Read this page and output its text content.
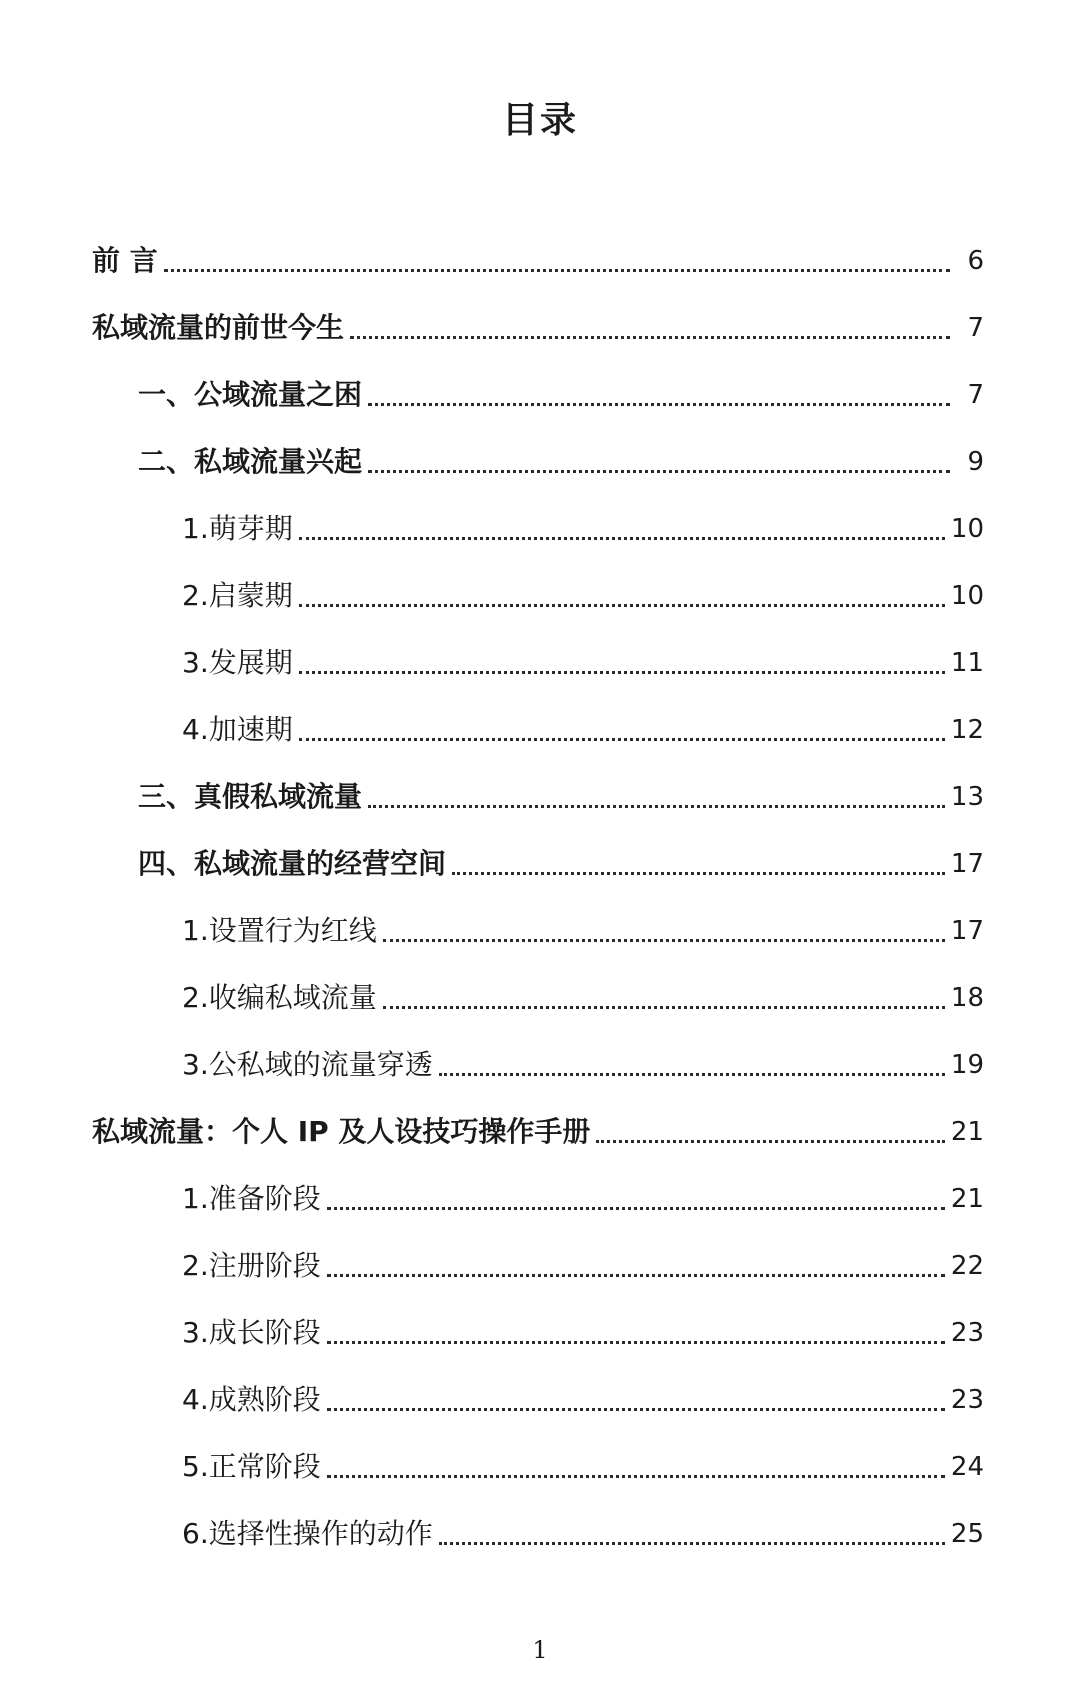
目录
前 言	6
私域流量的前世今生	7
一、公域流量之困	7
二、私域流量兴起	9
1.萌芽期	10
2.启蒙期	10
3.发展期	11
4.加速期	12
三、真假私域流量	13
四、私域流量的经营空间	17
1.设置行为红线	17
2.收编私域流量	18
3.公私域的流量穿透	19
私域流量：个人 IP 及人设技巧操作手册	21
1.准备阶段	21
2.注册阶段	22
3.成长阶段	23
4.成熟阶段	23
5.正常阶段	24
6.选择性操作的动作	25
1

## Job
Extract the full listing exactly, with the pictures left out.

## Complete response
Read this page and output its text content.
目录
前 言	6
私域流量的前世今生	7
一、公域流量之困	7
二、私域流量兴起	9
1.萌芽期	10
2.启蒙期	10
3.发展期	11
4.加速期	12
三、真假私域流量	13
四、私域流量的经营空间	17
1.设置行为红线	17
2.收编私域流量	18
3.公私域的流量穿透	19
私域流量：个人 IP 及人设技巧操作手册	21
1.准备阶段	21
2.注册阶段	22
3.成长阶段	23
4.成熟阶段	23
5.正常阶段	24
6.选择性操作的动作	25
1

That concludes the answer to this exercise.